GOAL: Find the lines holding the word "Traffic" and collect them.

─── INPUT ROWS ───

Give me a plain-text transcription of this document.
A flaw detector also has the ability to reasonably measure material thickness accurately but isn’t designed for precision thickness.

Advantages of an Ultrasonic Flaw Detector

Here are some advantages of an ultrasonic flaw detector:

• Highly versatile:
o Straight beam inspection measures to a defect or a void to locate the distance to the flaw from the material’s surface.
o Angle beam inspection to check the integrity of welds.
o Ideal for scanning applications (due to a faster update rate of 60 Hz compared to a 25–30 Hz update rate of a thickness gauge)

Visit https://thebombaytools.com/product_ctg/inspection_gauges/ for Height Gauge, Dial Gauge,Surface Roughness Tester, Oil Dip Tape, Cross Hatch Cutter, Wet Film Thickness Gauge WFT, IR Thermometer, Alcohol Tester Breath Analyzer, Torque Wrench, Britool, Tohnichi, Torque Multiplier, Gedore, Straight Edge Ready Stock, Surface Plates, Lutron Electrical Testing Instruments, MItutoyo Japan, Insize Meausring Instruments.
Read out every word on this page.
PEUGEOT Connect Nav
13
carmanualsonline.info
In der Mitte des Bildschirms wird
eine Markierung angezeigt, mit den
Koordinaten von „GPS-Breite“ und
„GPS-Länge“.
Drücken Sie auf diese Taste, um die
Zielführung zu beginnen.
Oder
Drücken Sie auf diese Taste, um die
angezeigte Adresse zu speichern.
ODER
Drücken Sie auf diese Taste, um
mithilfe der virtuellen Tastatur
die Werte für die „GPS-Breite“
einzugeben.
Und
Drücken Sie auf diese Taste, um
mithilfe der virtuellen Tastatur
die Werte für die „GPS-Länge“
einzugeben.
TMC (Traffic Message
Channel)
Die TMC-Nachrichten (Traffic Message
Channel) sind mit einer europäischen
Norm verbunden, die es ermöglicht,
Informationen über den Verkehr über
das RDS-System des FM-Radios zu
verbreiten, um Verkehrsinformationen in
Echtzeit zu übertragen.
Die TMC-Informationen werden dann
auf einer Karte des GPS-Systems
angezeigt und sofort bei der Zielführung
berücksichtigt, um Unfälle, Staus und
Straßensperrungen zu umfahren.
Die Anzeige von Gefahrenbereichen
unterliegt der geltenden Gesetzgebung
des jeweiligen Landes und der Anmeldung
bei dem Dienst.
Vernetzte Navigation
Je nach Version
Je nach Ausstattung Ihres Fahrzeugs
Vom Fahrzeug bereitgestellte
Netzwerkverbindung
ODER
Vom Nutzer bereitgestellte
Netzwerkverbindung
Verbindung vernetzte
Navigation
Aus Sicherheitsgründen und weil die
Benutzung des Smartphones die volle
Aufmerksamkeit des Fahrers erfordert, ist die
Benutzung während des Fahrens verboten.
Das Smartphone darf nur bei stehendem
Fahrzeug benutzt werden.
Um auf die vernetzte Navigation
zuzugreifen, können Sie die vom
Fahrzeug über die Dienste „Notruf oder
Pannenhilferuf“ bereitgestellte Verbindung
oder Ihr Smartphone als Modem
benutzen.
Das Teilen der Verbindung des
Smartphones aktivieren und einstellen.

───

OUTPUT FOR THIS TASK:
TMC (Traffic Message
Die TMC-Nachrichten (Traffic Message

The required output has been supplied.